:: What to produce ::
Edit the listing lines starting at the one with "y-tick-label: 4.00: [741, 372, 761, 383]" and ending at the one with "y-tick-label: 6.00: [741, 316, 761, 327]" so that "x-tick-label" becomes "x-axis-tick". Keep everything else in those lines the same.

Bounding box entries
====================
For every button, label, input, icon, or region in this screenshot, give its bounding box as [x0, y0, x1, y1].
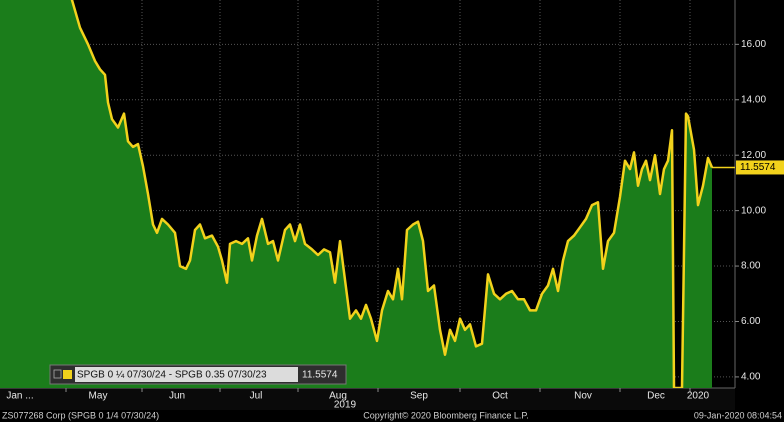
y-tick-label: 4.00: [741, 372, 761, 383]
series-line: [70, 0, 714, 388]
y-tick-label: 8.00: [741, 261, 761, 272]
x-tick-label: Jul: [250, 391, 263, 402]
footer-center: Copyright© 2020 Bloomberg Finance L.P.: [363, 410, 529, 420]
last-value-label: 11.5574: [740, 162, 776, 173]
x-tick-label: Nov: [574, 391, 592, 402]
x-tick-label: Sep: [410, 391, 428, 402]
x-tick-label: Aug: [329, 391, 347, 402]
footer-left: ZS077268 Corp (SPGB 0 1/4 07/30/24): [2, 410, 159, 420]
y-tick-label: 6.00: [741, 316, 761, 327]
x-tick-label: Oct: [492, 391, 508, 402]
axes: 4.00 6.00 8.00 10.00 12.00 14.00 16.00 Jan ... M…: [6, 39, 784, 402]
y-tick-label: 12.00: [741, 150, 766, 161]
legend-toggle[interactable]: [53, 369, 62, 379]
area-fill: [0, 0, 712, 388]
y-tick-label: 14.00: [741, 94, 766, 105]
legend-swatch: [63, 370, 72, 379]
x-tick-label: May: [89, 391, 108, 402]
plot: [0, 0, 735, 388]
x-tick-label: Jun: [169, 391, 185, 402]
y-tick-label: 10.00: [741, 205, 766, 216]
y-tick-label: 16.00: [741, 39, 766, 50]
legend: SPGB 0 ¼ 07/30/24 - SPGB 0.35 07/30/23 1…: [49, 364, 347, 385]
x-axis-band: [0, 388, 735, 410]
footer-right: 09-Jan-2020 08:04:54: [694, 410, 782, 420]
x-tick-label: Dec: [647, 391, 665, 402]
legend-highlight: [75, 367, 298, 382]
x-tick-label: 2020: [687, 391, 710, 402]
x-tick-label: Jan ...: [6, 391, 33, 402]
legend-label: SPGB 0 ¼ 07/30/24 - SPGB 0.35 07/30/23: [77, 369, 267, 381]
last-value-box: [736, 160, 784, 175]
year-label: 2019: [334, 400, 357, 411]
legend-value: 11.5574: [302, 370, 338, 381]
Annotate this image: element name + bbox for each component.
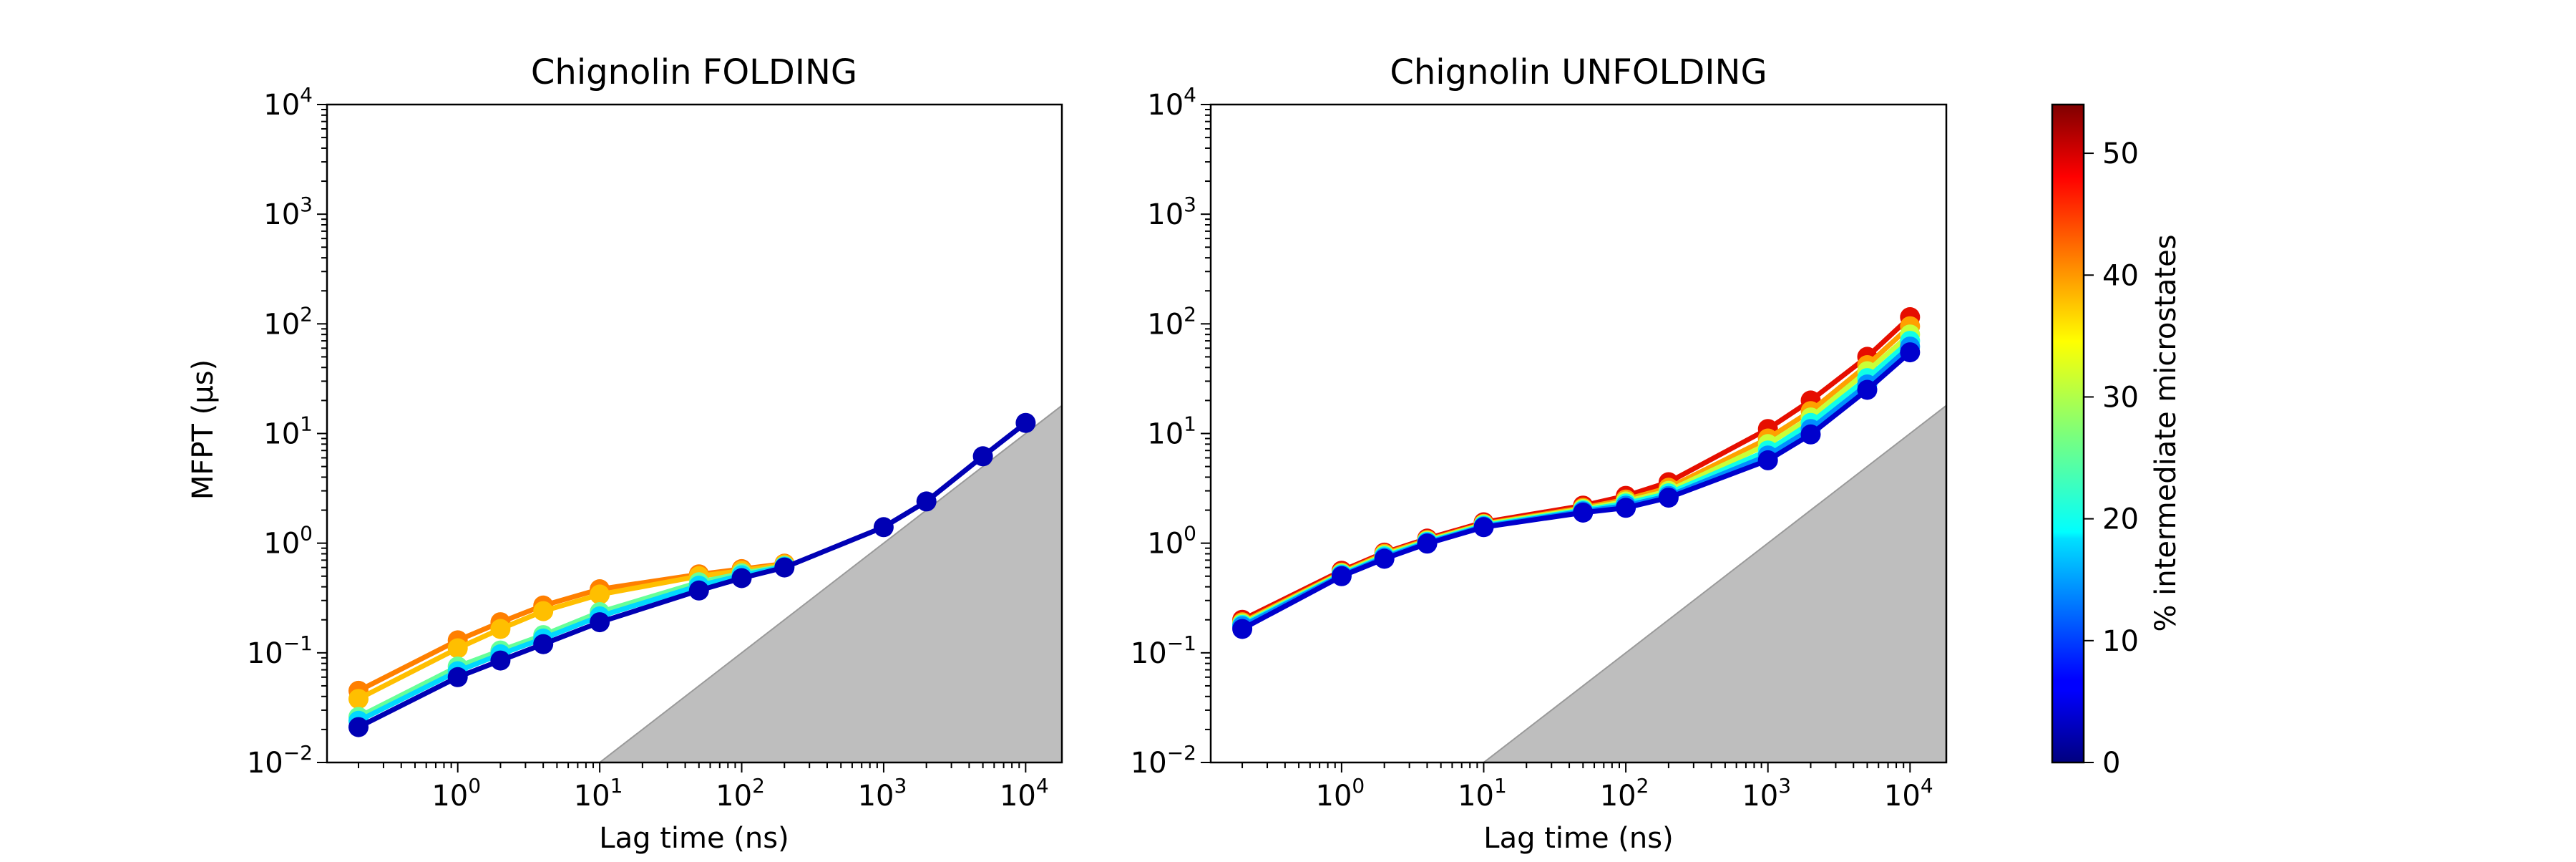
unfolding-y-tick-label: 10−2 [1131, 741, 1196, 780]
folding-y-tick-label: 102 [263, 302, 313, 341]
colorbar-tick-label: 50 [2102, 137, 2139, 170]
unfolding-x-tick-label: 101 [1458, 774, 1507, 813]
unfolding-y-tick-label: 103 [1147, 193, 1196, 231]
unfolding-y-tick-label: 100 [1147, 522, 1196, 561]
unfolding-x-axis-label: Lag time (ns) [1483, 822, 1673, 855]
unfolding-x-tick-label: 100 [1316, 774, 1365, 813]
unfolding-data-point [1616, 498, 1636, 518]
folding-x-tick-label: 104 [1000, 774, 1049, 813]
folding-y-tick-label: 101 [263, 412, 313, 451]
unfolding-data-point [1232, 619, 1253, 639]
colorbar-label: % intermediate microstates [2150, 234, 2182, 631]
colorbar-tick-label: 0 [2102, 747, 2120, 780]
folding-data-point [447, 638, 468, 659]
colorbar-tick-label: 30 [2102, 381, 2139, 414]
folding-panel: Chignolin FOLDING Lag time (ns) MFPT (μs… [187, 52, 1063, 855]
folding-data-point [447, 667, 468, 687]
folding-data-point [533, 601, 554, 621]
colorbar: % intermediate microstates 0 10 20 30 40 50 [2051, 103, 2182, 780]
unfolding-y-tick-label: 104 [1147, 83, 1196, 122]
unfolding-data-point [1573, 503, 1594, 523]
folding-x-axis-label: Lag time (ns) [599, 822, 789, 855]
folding-y-tick-label: 100 [263, 522, 313, 561]
folding-data-point [873, 517, 894, 538]
unfolding-data-point [1900, 342, 1921, 363]
folding-data-point [490, 619, 511, 639]
unfolding-data-point [1331, 566, 1352, 586]
folding-x-tick-label: 100 [431, 774, 481, 813]
folding-data-point [972, 446, 993, 467]
unfolding-data-point [1800, 424, 1821, 445]
folding-data-point [916, 491, 937, 512]
unfolding-data-point [1417, 533, 1438, 554]
folding-data-point [1015, 412, 1036, 433]
folding-data-point [533, 634, 554, 654]
folding-x-tick-label: 103 [858, 774, 907, 813]
unfolding-chart-title: Chignolin UNFOLDING [1390, 52, 1767, 92]
unfolding-x-tick-label: 102 [1600, 774, 1649, 813]
folding-data-point [688, 580, 709, 601]
folding-y-tick-label: 10−2 [247, 741, 313, 780]
colorbar-tick-label: 20 [2102, 503, 2139, 536]
unfolding-data-point [1374, 548, 1395, 569]
folding-y-tick-label: 104 [263, 83, 313, 122]
unfolding-data-point [1757, 450, 1778, 470]
colorbar-tick-label: 10 [2102, 625, 2139, 658]
folding-chart-title: Chignolin FOLDING [531, 52, 857, 92]
folding-y-axis-label: MFPT (μs) [187, 359, 220, 500]
unfolding-x-tick-label: 104 [1884, 774, 1933, 813]
folding-data-point [731, 568, 752, 589]
folding-data-point [490, 650, 511, 671]
folding-data-point [348, 689, 369, 710]
folding-data-point [348, 717, 369, 737]
folding-data-point [590, 612, 610, 633]
folding-y-tick-label: 103 [263, 193, 313, 231]
colorbar-tick-label: 40 [2102, 259, 2139, 292]
unfolding-y-tick-label: 102 [1147, 302, 1196, 341]
unfolding-data-point [1857, 379, 1878, 400]
folding-x-tick-label: 102 [716, 774, 765, 813]
folding-y-tick-label: 10−1 [247, 631, 313, 670]
unfolding-x-tick-label: 103 [1742, 774, 1791, 813]
unfolding-panel: Chignolin UNFOLDING Lag time (ns) 100 101… [1131, 52, 1948, 855]
unfolding-data-point [1473, 517, 1494, 538]
colorbar-gradient [2051, 103, 2085, 764]
folding-x-tick-label: 101 [574, 774, 623, 813]
unfolding-y-tick-label: 10−1 [1131, 631, 1196, 670]
folding-data-point [590, 584, 610, 605]
unfolding-y-tick-label: 101 [1147, 412, 1196, 451]
unfolding-data-point [1658, 488, 1679, 508]
folding-data-point [774, 557, 795, 578]
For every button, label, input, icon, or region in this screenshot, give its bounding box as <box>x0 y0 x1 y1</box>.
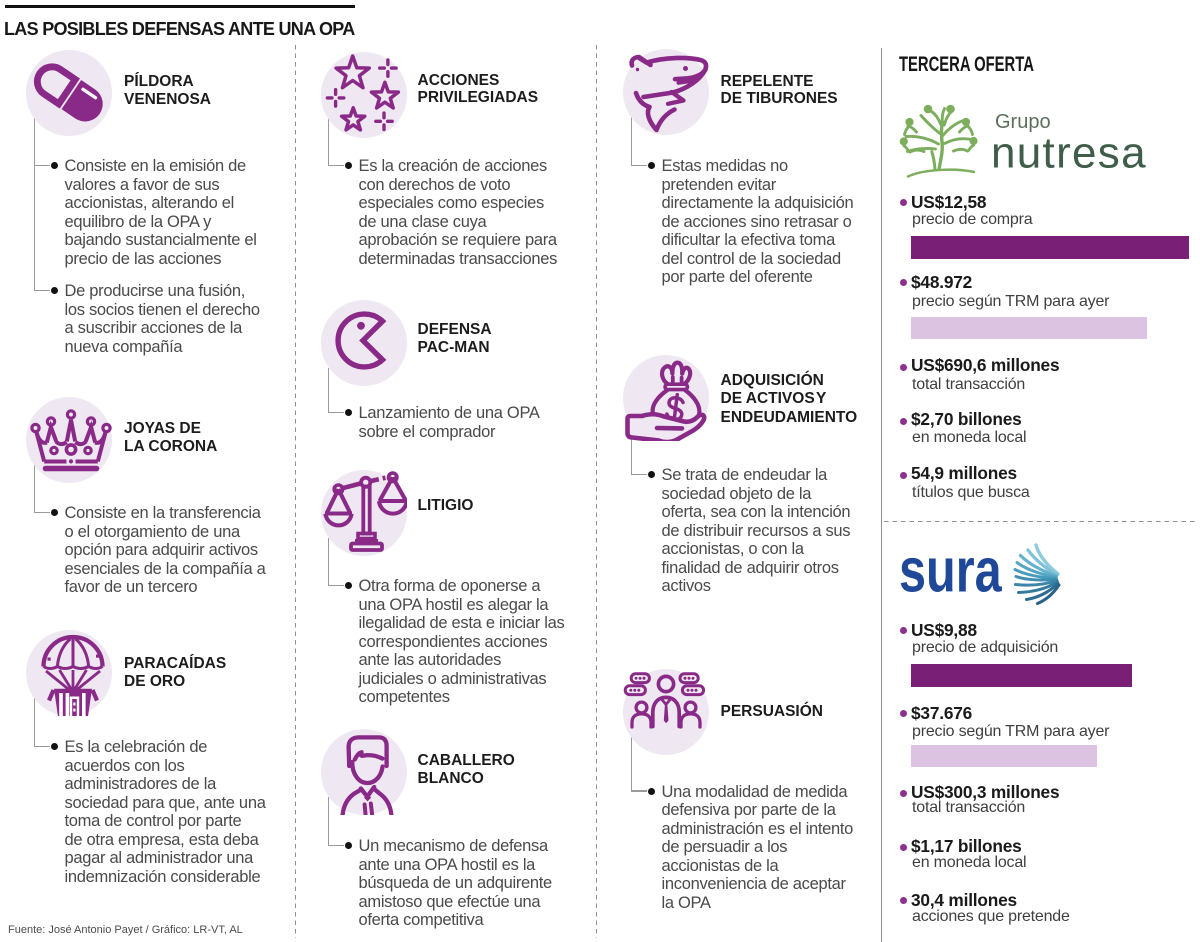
svg-text:nutresa: nutresa <box>991 129 1147 178</box>
svg-text:sura: sura <box>899 538 1003 605</box>
svg-text:Grupo: Grupo <box>995 111 1051 133</box>
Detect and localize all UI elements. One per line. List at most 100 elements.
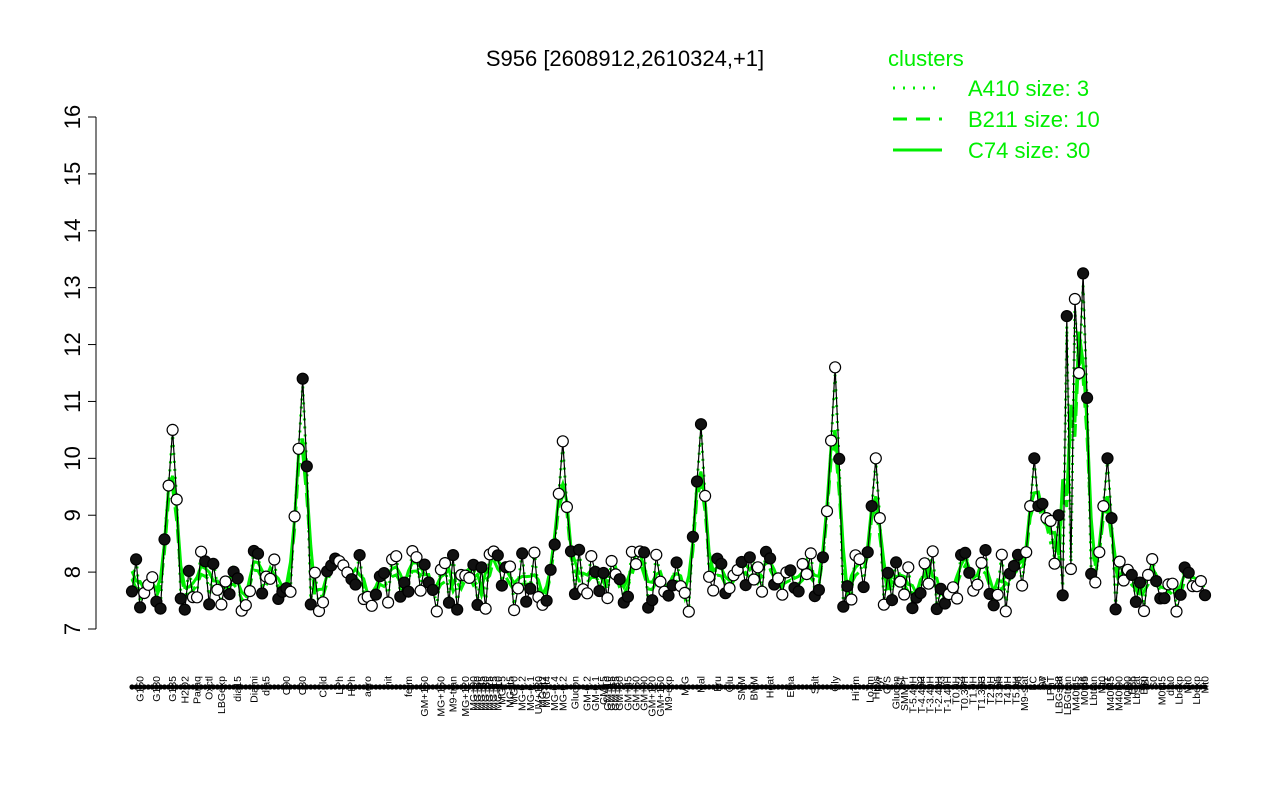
x-tick-label: Sw	[1036, 676, 1048, 691]
x-rug-marker	[166, 684, 172, 690]
data-point	[715, 557, 728, 570]
x-rug-marker	[153, 684, 159, 690]
x-rug-marker	[580, 684, 586, 690]
x-rug-marker	[548, 684, 554, 690]
x-rug-marker	[978, 684, 985, 690]
x-tick-label: M/G	[679, 676, 691, 696]
x-rug-marker	[1039, 684, 1045, 690]
x-rug-marker	[239, 684, 245, 690]
data-point	[902, 561, 915, 574]
legend-entry-label: C74 size: 30	[968, 138, 1090, 163]
data-point	[804, 547, 817, 560]
data-point	[1146, 552, 1159, 566]
data-point	[1182, 566, 1195, 579]
x-tick-label: T0.0H	[950, 676, 962, 705]
main-series-line	[131, 273, 1206, 614]
y-tick-label: 9	[60, 509, 85, 521]
x-rug-marker	[897, 684, 903, 690]
x-rug-marker	[1190, 684, 1196, 690]
data-point	[796, 557, 809, 571]
x-rug-marker	[1043, 684, 1050, 690]
data-point	[1097, 500, 1110, 513]
data-point	[662, 589, 675, 602]
data-point	[995, 548, 1008, 561]
x-rug-marker	[409, 684, 415, 690]
data-point	[231, 572, 244, 585]
data-point	[308, 566, 321, 579]
x-rug-marker	[133, 684, 139, 690]
x-tick-label: Etha	[785, 676, 797, 698]
x-rug-marker	[515, 684, 521, 690]
data-point	[792, 585, 805, 598]
x-rug-marker	[832, 684, 838, 690]
legend-entry-label: B211 size: 10	[968, 107, 1100, 132]
x-tick-label: S7	[1037, 676, 1049, 689]
y-tick-label: 15	[60, 162, 85, 186]
data-point	[1141, 568, 1155, 582]
x-tick-label: GM-0.2	[582, 676, 594, 711]
x-rug-marker	[466, 684, 472, 690]
x-rug-marker	[1129, 684, 1135, 690]
x-rug-marker	[531, 684, 538, 690]
x-rug-marker	[739, 684, 745, 690]
x-rug-marker	[674, 684, 680, 690]
x-tick-label: T1.0H	[968, 676, 980, 705]
data-point	[950, 592, 964, 605]
data-point	[601, 591, 614, 605]
x-tick-label: T5.0H	[1011, 676, 1023, 705]
data-point	[755, 585, 769, 598]
x-tick-label: G/S	[882, 676, 894, 694]
x-tick-label: T-5.40H	[907, 676, 919, 713]
data-point	[1089, 576, 1102, 589]
x-rug-marker	[804, 684, 810, 690]
data-point	[845, 593, 858, 606]
x-rug-marker	[470, 684, 476, 690]
x-rug-marker	[954, 684, 960, 690]
x-tick-label: MG-0.1	[525, 676, 537, 711]
data-point	[959, 546, 972, 560]
x-tick-label: T2.0H	[985, 676, 997, 705]
x-rug-marker	[901, 684, 907, 690]
x-rug-marker	[942, 684, 948, 690]
x-tick-label: MG+t2	[537, 676, 549, 708]
x-rug-marker	[828, 684, 834, 690]
data-point	[1129, 595, 1143, 609]
x-tick-label: H2O2	[179, 676, 191, 704]
x-rug-marker	[226, 684, 233, 690]
x-tick-label: T-1.40H	[942, 676, 954, 713]
data-point	[824, 434, 838, 447]
data-point	[479, 602, 492, 615]
x-tick-label: Glucon	[890, 676, 902, 709]
x-rug-marker	[544, 684, 550, 690]
x-rug-marker	[844, 684, 850, 690]
x-rug-marker	[987, 684, 993, 690]
x-rug-marker	[161, 684, 168, 690]
data-point	[678, 586, 691, 600]
data-point	[1194, 574, 1208, 588]
legend-title: clusters	[888, 46, 964, 71]
x-rug-marker	[974, 684, 981, 690]
x-rug-marker	[1117, 684, 1123, 690]
data-point	[447, 548, 460, 562]
data-point	[207, 557, 220, 571]
data-point	[1166, 577, 1179, 590]
x-rug-marker	[657, 684, 664, 690]
data-point	[211, 583, 224, 596]
data-point	[629, 557, 643, 571]
data-point	[475, 561, 488, 574]
data-point	[581, 587, 594, 600]
legend-entry-label: A410 size: 3	[968, 76, 1089, 101]
x-rug-marker	[535, 684, 542, 690]
x-tick-label: S2	[915, 676, 927, 689]
x-rug-marker	[840, 684, 846, 690]
main-line-path	[131, 273, 1206, 614]
x-tick-label: HiTm	[850, 676, 862, 701]
x-rug-marker	[779, 684, 785, 690]
data-point	[158, 533, 171, 546]
data-point	[698, 489, 712, 502]
x-rug-marker	[267, 684, 273, 690]
y-tick-label: 10	[60, 446, 85, 470]
data-point	[540, 594, 553, 607]
x-rug-marker	[202, 684, 208, 690]
data-point	[593, 584, 606, 598]
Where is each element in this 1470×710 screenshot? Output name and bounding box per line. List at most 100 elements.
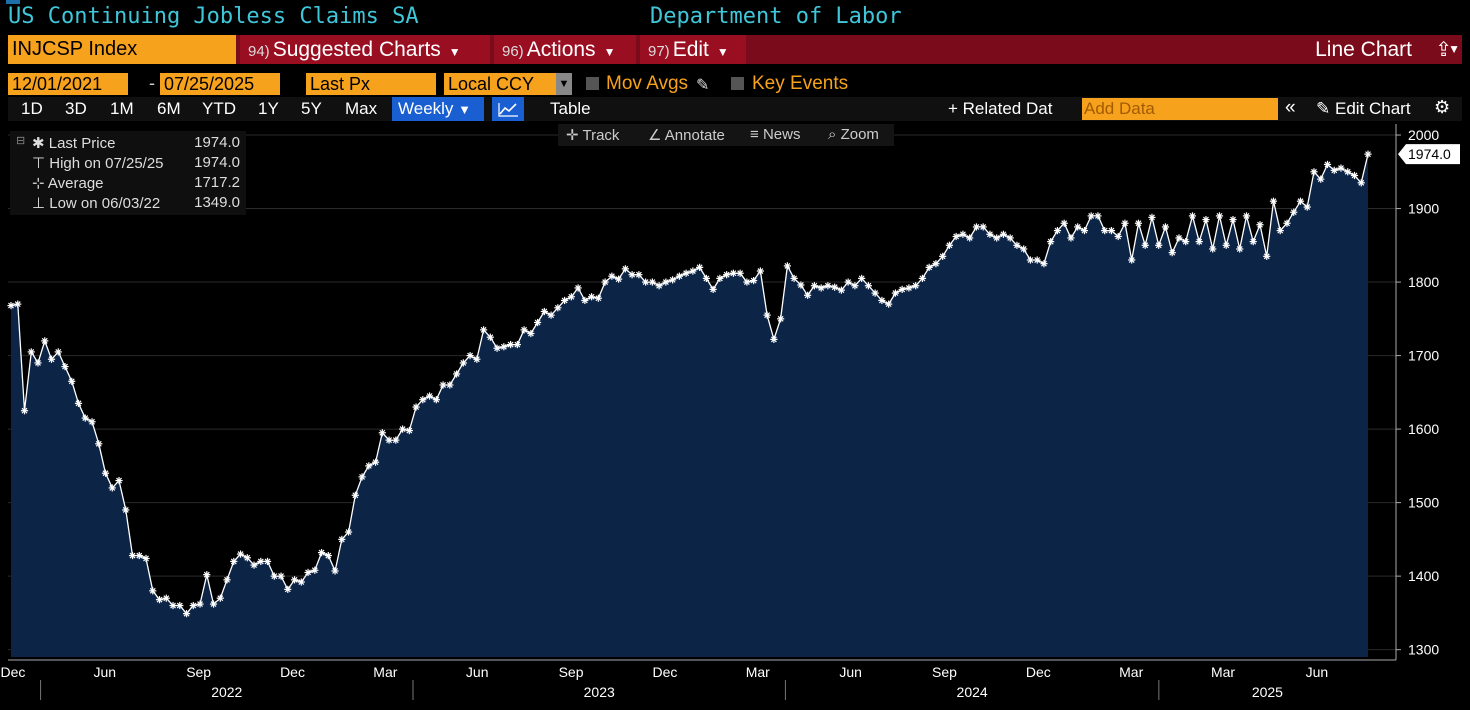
====================
:: Result of the exercise ::
y-tick-label: 4.00: [741, 372, 761, 383]
series-line: [70, 0, 714, 388]
y-tick-label: 8.00: [741, 261, 761, 272]
x-axis-tick: Jul: [250, 391, 263, 402]
footer-center: Copyright© 2020 Bloomberg Finance L.P.: [363, 410, 529, 420]
last-value-label: 11.5574: [740, 162, 776, 173]
x-axis-tick: Nov: [574, 391, 592, 402]
x-axis-tick: Sep: [410, 391, 428, 402]
x-axis-tick: Aug: [329, 391, 347, 402]
footer-left: ZS077268 Corp (SPGB 0 1/4 07/30/24): [2, 410, 159, 420]
y-tick-label: 6.00: [741, 316, 761, 327]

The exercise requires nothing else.